== DATA FOR THIS EXERCISE ==
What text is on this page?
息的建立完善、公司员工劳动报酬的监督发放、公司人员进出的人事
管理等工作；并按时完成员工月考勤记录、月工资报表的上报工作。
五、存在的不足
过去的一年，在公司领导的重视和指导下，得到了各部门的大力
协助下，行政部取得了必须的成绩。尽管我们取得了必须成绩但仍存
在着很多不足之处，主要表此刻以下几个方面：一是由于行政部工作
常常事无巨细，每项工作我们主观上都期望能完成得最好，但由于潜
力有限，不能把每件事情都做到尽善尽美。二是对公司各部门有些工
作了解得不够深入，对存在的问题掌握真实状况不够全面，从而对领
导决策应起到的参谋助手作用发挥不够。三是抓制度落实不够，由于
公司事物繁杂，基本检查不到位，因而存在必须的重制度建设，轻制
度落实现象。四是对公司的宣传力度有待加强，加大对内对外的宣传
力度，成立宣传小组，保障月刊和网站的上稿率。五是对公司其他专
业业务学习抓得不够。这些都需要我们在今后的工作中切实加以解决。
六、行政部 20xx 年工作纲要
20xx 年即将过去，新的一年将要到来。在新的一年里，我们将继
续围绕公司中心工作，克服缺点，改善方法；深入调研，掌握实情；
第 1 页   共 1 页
===
YOUR TASK
Print every line of the records exactly. Omit nothing.

ANSWER FOR THIS EXERCISE
What text is on this page?
息的建立完善、公司员工劳动报酬的监督发放、公司人员进出的人事
管理等工作；并按时完成员工月考勤记录、月工资报表的上报工作。
五、存在的不足
过去的一年，在公司领导的重视和指导下，得到了各部门的大力
协助下，行政部取得了必须的成绩。尽管我们取得了必须成绩但仍存
在着很多不足之处，主要表此刻以下几个方面：一是由于行政部工作
常常事无巨细，每项工作我们主观上都期望能完成得最好，但由于潜
力有限，不能把每件事情都做到尽善尽美。二是对公司各部门有些工
作了解得不够深入，对存在的问题掌握真实状况不够全面，从而对领
导决策应起到的参谋助手作用发挥不够。三是抓制度落实不够，由于
公司事物繁杂，基本检查不到位，因而存在必须的重制度建设，轻制
度落实现象。四是对公司的宣传力度有待加强，加大对内对外的宣传
力度，成立宣传小组，保障月刊和网站的上稿率。五是对公司其他专
业业务学习抓得不够。这些都需要我们在今后的工作中切实加以解决。
六、行政部 20xx 年工作纲要
20xx 年即将过去，新的一年将要到来。在新的一年里，我们将继
续围绕公司中心工作，克服缺点，改善方法；深入调研，掌握实情；
第 1 页   共 1 页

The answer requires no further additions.